**Gezeigter Text**
○ ○ ○ ○ ○ ○ ○
Neue EU-Richtlinie: Schreckgespenst oder Chance?

Die Europäische Union arbeitet zurzeit an der Neufassung der Richtlinie über die Gesamtenergieeffizienz von Gebäuden mit dem Ziel, bis 2050 einen klimaneutralen Gebäudebestand zu erreichen. Das hat enorme Auswirkungen auf die Geschäftsmodelle von Immobilienentwicklern und Investoren. Von Paul Allen

Die aktuellen Vorschläge zur Überarbeitung der EU-Richtlinie über die Gesamtenergieeffizienz von Gebäuden lassen in der Immobilienbranche Sorgen um einen möglichen Wertverlust des Immobilienbestands aufkommen.


„Gebäude, die die neuen Anforderungen erfüllen, gelten als zukunftssicher und lassen sich leichter vermieten oder verkaufen, möglicherweise sogar mit einem Aufschlag“, erklärt Jeff Rupp, Director of Public Affairs beim europäischen Interessenverband Inrev. Den übrigen Objekten droht der Wertverlust, weil sie keine Mieter oder Käufer mehr finden. Stichwort: Stranded Assets. Gleichzeitig erschweren steigende Zinsen und strengere Kondi­tionen die Umsetzung von Sanierungsmaßnahmen.


Eine Harmonisierung ist dringend erforderlich, da die nationalen Bewertungssysteme im Hinblick auf die Buchstaben derzeit nicht vergleichbar sind.
Jan von Mallinckrodt Head of Sustainability, Union Investment

„Unter anderem ist geplant, dass ab 2028 alle Neubauten klimaneutral errichtet und mit Solaranlagen ausgestattet werden. Mit fossilen Brennstoffen betriebene Heizungsanlagen sollen auf nationaler Ebene verboten werden. Ferner sollen einheitliche Energieeffizienzklassen von A (null Emissionen) bis G (höchstens zulässige Emissionen) eingeführt werden“, sagt Jan von Mallinckrodt, Head of Sustainability der Union Investment Real Estate GmbH. „Eine Harmonisierung ist dringend erforderlich, da die nationalen Bewertungssysteme im Hinblick auf die Buch­staben derzeit nicht vergleichbar sind.“ 


Bis 2027 müssen Gebäude der Energie­effizienzklasse G auf den Mindeststandard F beziehungsweise bis 2030 auf den Mindeststandard E gebracht werden. Eigentümer von Wohngebäuden können sich drei Jahre länger Zeit lassen. Derzeit finden die sogenannten Trilog-Verhandlungen zwischen den beteiligten Organen EU-Parlament, Kommission und Ministerrat statt. „Vermutlich werden die von der Kommission ursprünglich vorgeschlagenen Fristen für das Inkrafttreten der neuen Standards vorgezogen“, meint Jeff Rupp.
○ ○ ○ ○ ○ ○ ○
**Mitgelieferte Zeilen**
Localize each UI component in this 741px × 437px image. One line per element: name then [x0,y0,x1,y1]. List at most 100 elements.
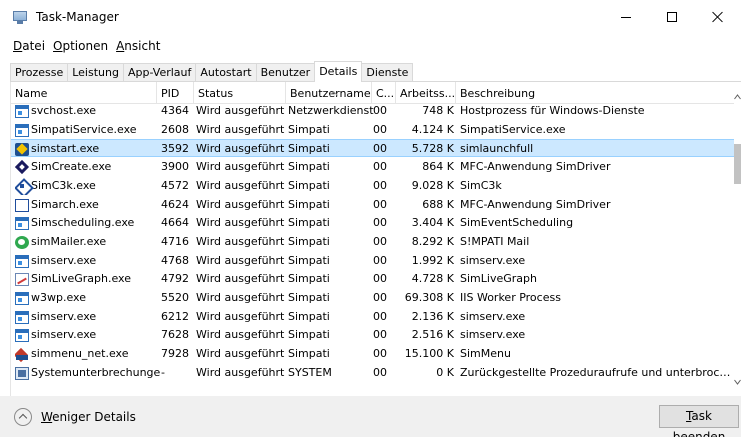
cell-pid: 7628 [161,328,189,341]
cell-status: Wird ausgeführt [196,366,285,379]
cell-cpu: 00 [373,216,387,229]
cell-cpu: 00 [373,123,387,136]
title-bar[interactable]: Task-Manager [0,0,741,34]
cell-description: simserv.exe [460,310,526,323]
maximize-icon [667,12,677,22]
scroll-thumb[interactable] [734,144,741,184]
table-row[interactable]: Systemunterbrechungen - Wird ausgeführt SYS… [11,364,734,382]
cell-working-set: 2.516 K [411,328,454,341]
process-name: simmenu_net.exe [31,347,129,360]
table-row[interactable]: SimCreate.exe 3900 Wird ausgeführt Simpati 0… [11,158,734,176]
cell-description: MFC-Anwendung SimDriver [460,160,611,173]
table-row[interactable]: SimC3k.exe 4572 Wird ausgeführt Simpati 00 9.… [11,177,734,195]
column-header-pid[interactable]: PID [157,82,194,104]
cell-user: Simpati [288,235,330,248]
table-row[interactable]: svchost.exe 4364 Wird ausgeführt Netzwerkdi… [11,102,734,120]
window-icon [15,254,29,268]
cell-user: Simpati [288,272,330,285]
cell-working-set: 5.728 K [411,142,454,155]
column-header-cpu[interactable]: C... [372,82,396,104]
cell-cpu: 00 [373,310,387,323]
cell-name: SimpatiService.exe [15,121,161,139]
cell-status: Wird ausgeführt [196,198,285,211]
process-name: SimLiveGraph.exe [31,272,131,285]
process-name: SimpatiService.exe [31,123,137,136]
table-row[interactable]: simserv.exe 4768 Wird ausgeführt Simpati 00 1… [11,252,734,270]
fewer-details-text: eniger Details [52,410,136,424]
cell-name: Systemunterbrechungen [15,364,161,382]
cell-description: SimEventScheduling [460,216,574,229]
maximize-button[interactable] [649,0,695,34]
scroll-up-icon[interactable] [734,94,741,100]
cell-pid: 2608 [161,123,189,136]
tab-prozesse[interactable]: Prozesse [10,63,69,82]
tab-leistung[interactable]: Leistung [67,63,124,82]
tab-benutzer[interactable]: Benutzer [255,63,316,82]
cell-pid: 4364 [161,104,189,117]
system-interrupts-icon [15,366,29,380]
table-row[interactable]: SimLiveGraph.exe 4792 Wird ausgeführt Simpa… [11,270,734,288]
cell-working-set: 864 K [422,160,454,173]
vertical-scrollbar[interactable] [734,82,741,396]
column-header-name[interactable]: Name [11,82,157,104]
cell-description: IIS Worker Process [460,291,561,304]
simlivegraph-icon [15,272,29,286]
tab-autostart[interactable]: Autostart [195,63,257,82]
table-row[interactable]: simserv.exe 6212 Wird ausgeführt Simpati 00 2… [11,308,734,326]
scroll-down-icon[interactable] [734,379,741,385]
cell-cpu: 00 [373,254,387,267]
process-name: simserv.exe [31,310,97,323]
table-row[interactable]: simserv.exe 7628 Wird ausgeführt Simpati 00 2… [11,326,734,344]
cell-cpu: 00 [373,291,387,304]
cell-working-set: 9.028 K [411,179,454,192]
table-row[interactable]: w3wp.exe 5520 Wird ausgeführt Simpati 00 69.3… [11,289,734,307]
table-row[interactable]: simmenu_net.exe 7928 Wird ausgeführt Simpat… [11,345,734,363]
window-icon [15,291,29,305]
process-name: svchost.exe [31,104,97,117]
cell-description: SimLiveGraph [460,272,537,285]
tab-details[interactable]: Details [314,61,363,82]
cell-status: Wird ausgeführt [196,123,285,136]
cell-user: Simpati [288,347,330,360]
cell-name: Simarch.exe [15,196,161,214]
cell-pid: 4664 [161,216,189,229]
simstart-icon [15,142,29,156]
cell-user: Simpati [288,291,330,304]
cell-pid: 4792 [161,272,189,285]
table-row[interactable]: simMailer.exe 4716 Wird ausgeführt Simpati 0… [11,233,734,251]
cell-pid: - [161,366,165,379]
cell-name: Simscheduling.exe [15,214,161,232]
end-task-button[interactable]: Task beenden [659,405,739,437]
menu-datei[interactable]: Datei [13,39,45,53]
process-name: Simscheduling.exe [31,216,135,229]
cell-pid: 4624 [161,198,189,211]
process-name: Simarch.exe [31,198,99,211]
cell-working-set: 4.728 K [411,272,454,285]
table-row[interactable]: SimpatiService.exe 2608 Wird ausgeführt Sim… [11,121,734,139]
cell-description: S!MPATI Mail [460,235,530,248]
column-header-working-set[interactable]: Arbeitss... [396,82,456,104]
fewer-details-button[interactable]: Weniger Details [14,407,136,427]
column-header-description[interactable]: Beschreibung [456,82,734,104]
minimize-button[interactable] [603,0,649,34]
table-row[interactable]: Simscheduling.exe 4664 Wird ausgeführt Simp… [11,214,734,232]
menu-optionen[interactable]: Optionen [53,39,108,53]
table-row[interactable]: simstart.exe 3592 Wird ausgeführt Simpati 00… [11,139,734,157]
cell-status: Wird ausgeführt [196,272,285,285]
fewer-details-accel: W [41,410,53,424]
menu-ansicht[interactable]: Ansicht [116,39,160,53]
cell-name: simserv.exe [15,252,161,270]
cell-status: Wird ausgeführt [196,142,285,155]
tab-dienste[interactable]: Dienste [361,63,414,82]
cell-name: SimC3k.exe [15,177,161,195]
table-row[interactable]: Simarch.exe 4624 Wird ausgeführt Simpati 00 6… [11,196,734,214]
tab-app-verlauf[interactable]: App-Verlauf [122,63,197,82]
minimize-icon [621,16,631,18]
cell-status: Wird ausgeführt [196,104,285,117]
cell-cpu: 00 [373,272,387,285]
cell-name: w3wp.exe [15,289,161,307]
cell-pid: 4768 [161,254,189,267]
close-button[interactable] [695,0,741,34]
column-header-status[interactable]: Status [194,82,286,104]
cell-cpu: 00 [373,179,387,192]
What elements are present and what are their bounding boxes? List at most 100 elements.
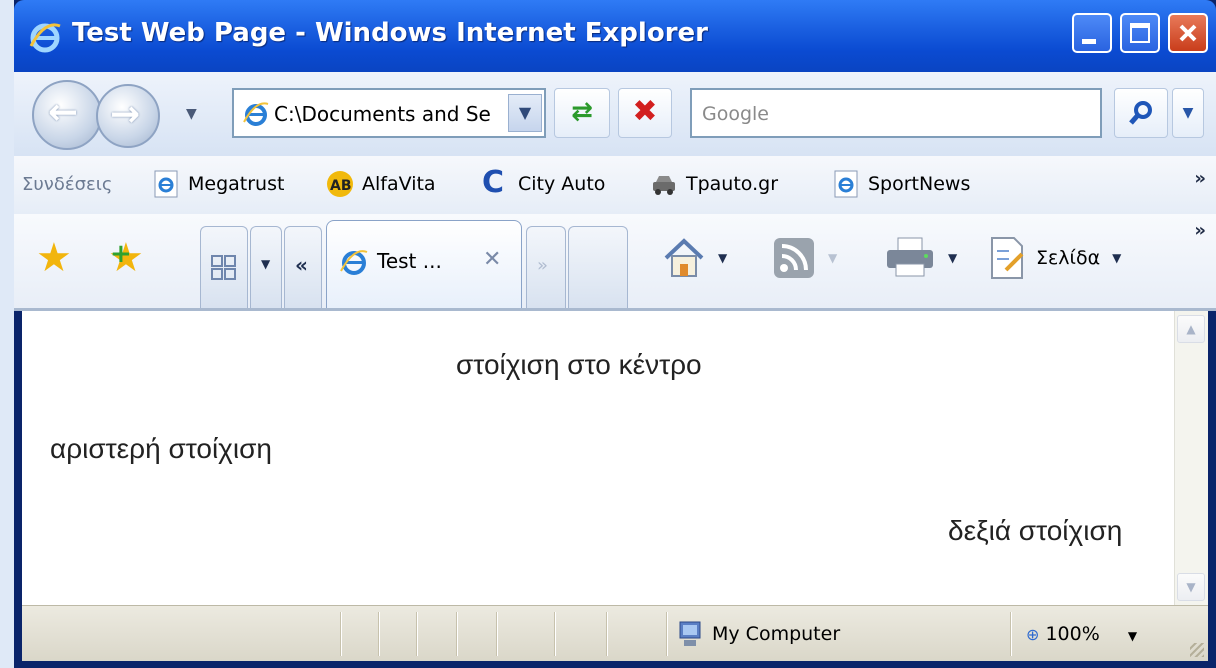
○ ○ ○ ○ ○ ○ ○
**Zu erledigen**
a. Beantworte diese Fragen zum Artikel zur EU-Gebäuderichtlinie:
(i) Ab welchem Jahr sollen nach den Plänen alle Neubauten klimaneutral errichtet werden?
(ii) Auf welchen Mindeststandard müssen Gebäude der Klasse G bis 2027 gebracht werden?
(iii) Zwischen welchen drei Organen laufen die Trilog-Verhandlungen?
b. Führe den Artikel zur EU-Gebäuderichtlinie nach seinem letzten Satz weiter.
Die Zeilen haben mit dem Artikel zur EU-Gebäuderichtlinie nichts zu tun.

**Antworten je Aufgabe**
a.
(i) Ab 2028.
(ii) Auf den Mindeststandard F.
(iii) Zwischen EU-Parlament, Kommission und Ministerrat.

b.
Einheitliche Energieeffizienzklassen mit den Buchstaben A bis G

Angesichts der Tatsache, dass Gebäude annähernd 40 Prozent der weltweiten CO2-Emissionen verursachen, ist die Dekarbonisierung des Gebäudebestands bis 2050 eine ebenso dringende wie gigantische Aufgabe. Laut Berechnungen der Internationalen Energieagentur müssten ab 2030 alle Neubauten klimaneutral errichtet und 2,5 Prozent des Altbestands pro Jahr klimaneutral saniert werden. Die Neufassung der Richtlinie ist ein zentraler Bestandteil der Strategie, mit der die EU ihre Klimaziele erreichen will.


Unterschiedliche Umsetzung der EU-Richtlinie schafft neue Probleme

„Durch die Festlegung eines absoluten Grenzwerts für die Energieeffizienzklasse A (klimaneutrales Gebäude) trägt der Energieausweis der Ressourcenknappheit besser Rechnung“, meint Charles van Thiel, Director of Real Estate bei GRESB. „Nur so lassen sich echte Fortschritte erzielen.“ Auch für die niedrigeren Energieeffizienzklassen sollten seiner Meinung nach absolute Grenzwerte festgelegt werden. Die EU-weite Harmonisierung des gesamten Systems würde grenzüberschreitende Vergleiche und die europaweite Identifizierung von Immobilien ermöglichen, bei denen ein Stranding-Risiko besteht.


Die unterschiedliche Umsetzung der EU-Richtlinie in den einzelnen Mitgliedsstaaten führt allerdings unweigerlich zu weiteren Problemen, zum Beispiel wenn den Energieausweisen unterschiedliche Effizienzstandards zugrunde gelegt werden. 


Durch die Festlegung eines absoluten Grenzwerts für die Energieeffizienzklasse A (klimaneutrales Gebäude) trägt der Energieausweis der Ressourcenknappheit besser Rechnung.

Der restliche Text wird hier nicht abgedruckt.